Rewrite the material from its first line through the line containing "- selected-page-count: (1 of 1): [181, 515, 231, 529]", replacing "bounding boxes" with "coordinates" and leaving everything else unchanged.

[Records from a data source]
####
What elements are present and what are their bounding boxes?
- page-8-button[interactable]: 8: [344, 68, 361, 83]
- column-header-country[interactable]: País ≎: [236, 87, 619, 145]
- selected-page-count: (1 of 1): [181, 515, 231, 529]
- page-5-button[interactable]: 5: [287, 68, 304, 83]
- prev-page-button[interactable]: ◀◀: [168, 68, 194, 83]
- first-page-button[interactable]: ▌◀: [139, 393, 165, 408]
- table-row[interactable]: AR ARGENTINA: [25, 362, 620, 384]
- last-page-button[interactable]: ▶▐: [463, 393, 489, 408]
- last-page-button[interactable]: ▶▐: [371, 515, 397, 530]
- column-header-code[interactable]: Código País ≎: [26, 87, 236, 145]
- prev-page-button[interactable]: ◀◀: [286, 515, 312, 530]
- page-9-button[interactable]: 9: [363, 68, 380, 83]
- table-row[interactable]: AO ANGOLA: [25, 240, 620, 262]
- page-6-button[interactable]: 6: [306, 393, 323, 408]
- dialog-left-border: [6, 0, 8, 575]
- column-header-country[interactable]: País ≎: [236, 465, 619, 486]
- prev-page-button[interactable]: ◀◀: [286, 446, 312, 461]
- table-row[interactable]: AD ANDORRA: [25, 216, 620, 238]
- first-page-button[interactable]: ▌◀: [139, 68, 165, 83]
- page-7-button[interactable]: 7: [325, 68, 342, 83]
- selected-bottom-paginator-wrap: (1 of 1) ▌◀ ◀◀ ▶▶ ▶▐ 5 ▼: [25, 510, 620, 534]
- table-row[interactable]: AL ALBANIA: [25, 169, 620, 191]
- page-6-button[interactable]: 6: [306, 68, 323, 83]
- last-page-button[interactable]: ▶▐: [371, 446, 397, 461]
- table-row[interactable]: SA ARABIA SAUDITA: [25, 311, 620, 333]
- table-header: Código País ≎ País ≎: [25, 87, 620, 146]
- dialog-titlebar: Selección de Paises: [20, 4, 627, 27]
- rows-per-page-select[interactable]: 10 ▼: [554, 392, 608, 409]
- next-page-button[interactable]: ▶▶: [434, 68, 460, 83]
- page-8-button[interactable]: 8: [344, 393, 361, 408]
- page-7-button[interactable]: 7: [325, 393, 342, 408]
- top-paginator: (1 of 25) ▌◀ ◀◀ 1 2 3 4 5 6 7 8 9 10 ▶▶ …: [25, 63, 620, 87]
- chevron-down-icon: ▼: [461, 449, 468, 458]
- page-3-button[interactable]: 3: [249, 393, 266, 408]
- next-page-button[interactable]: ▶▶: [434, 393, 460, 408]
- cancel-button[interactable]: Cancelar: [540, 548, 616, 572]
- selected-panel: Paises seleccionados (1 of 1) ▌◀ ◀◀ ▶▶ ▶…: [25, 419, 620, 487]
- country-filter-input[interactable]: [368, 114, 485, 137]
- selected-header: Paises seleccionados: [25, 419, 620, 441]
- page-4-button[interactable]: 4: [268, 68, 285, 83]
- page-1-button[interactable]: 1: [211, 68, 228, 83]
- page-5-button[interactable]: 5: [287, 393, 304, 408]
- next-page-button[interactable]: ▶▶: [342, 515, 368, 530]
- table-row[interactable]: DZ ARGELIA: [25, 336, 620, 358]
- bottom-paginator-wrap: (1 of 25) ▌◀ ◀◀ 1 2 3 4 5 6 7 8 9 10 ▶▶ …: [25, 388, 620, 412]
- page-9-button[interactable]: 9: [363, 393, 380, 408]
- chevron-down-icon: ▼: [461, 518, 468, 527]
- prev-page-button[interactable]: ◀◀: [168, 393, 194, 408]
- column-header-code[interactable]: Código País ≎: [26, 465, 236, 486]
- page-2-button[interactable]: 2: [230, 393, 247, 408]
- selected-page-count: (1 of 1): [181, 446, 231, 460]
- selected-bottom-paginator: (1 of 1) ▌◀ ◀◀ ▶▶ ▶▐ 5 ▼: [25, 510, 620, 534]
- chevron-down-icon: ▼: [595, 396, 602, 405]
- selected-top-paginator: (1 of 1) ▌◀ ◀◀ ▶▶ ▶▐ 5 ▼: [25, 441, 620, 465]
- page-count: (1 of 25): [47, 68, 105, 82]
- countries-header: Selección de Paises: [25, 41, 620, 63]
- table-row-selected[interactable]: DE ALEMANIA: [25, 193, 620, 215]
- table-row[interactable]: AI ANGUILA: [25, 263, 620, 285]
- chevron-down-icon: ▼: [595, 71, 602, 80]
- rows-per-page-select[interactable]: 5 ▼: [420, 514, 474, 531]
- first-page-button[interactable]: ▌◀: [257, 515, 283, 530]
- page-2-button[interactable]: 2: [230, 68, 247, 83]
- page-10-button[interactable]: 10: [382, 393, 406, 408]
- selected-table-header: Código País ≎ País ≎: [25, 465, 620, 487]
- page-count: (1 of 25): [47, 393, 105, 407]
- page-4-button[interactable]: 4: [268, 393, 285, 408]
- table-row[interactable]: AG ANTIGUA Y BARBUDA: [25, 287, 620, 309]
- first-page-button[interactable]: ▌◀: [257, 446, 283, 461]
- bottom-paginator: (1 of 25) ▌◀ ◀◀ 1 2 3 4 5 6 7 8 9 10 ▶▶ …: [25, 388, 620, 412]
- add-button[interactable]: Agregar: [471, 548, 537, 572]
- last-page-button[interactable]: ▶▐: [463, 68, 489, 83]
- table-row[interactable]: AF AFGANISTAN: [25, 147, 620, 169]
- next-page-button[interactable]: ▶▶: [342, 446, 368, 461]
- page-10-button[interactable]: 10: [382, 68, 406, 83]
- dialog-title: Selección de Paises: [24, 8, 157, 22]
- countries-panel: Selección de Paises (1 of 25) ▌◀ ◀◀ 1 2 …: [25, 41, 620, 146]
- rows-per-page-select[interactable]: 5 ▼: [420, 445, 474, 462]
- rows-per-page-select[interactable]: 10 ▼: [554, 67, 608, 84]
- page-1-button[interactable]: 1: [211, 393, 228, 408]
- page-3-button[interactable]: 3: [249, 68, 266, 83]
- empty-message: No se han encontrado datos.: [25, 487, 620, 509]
####
Solved problem
What elements are present and what are their coordinates?
- page-8-button[interactable]: 8: [344, 68, 361, 83]
- column-header-country[interactable]: País ≎: [236, 87, 619, 145]
- selected-page-count: (1 of 1): [181, 515, 231, 529]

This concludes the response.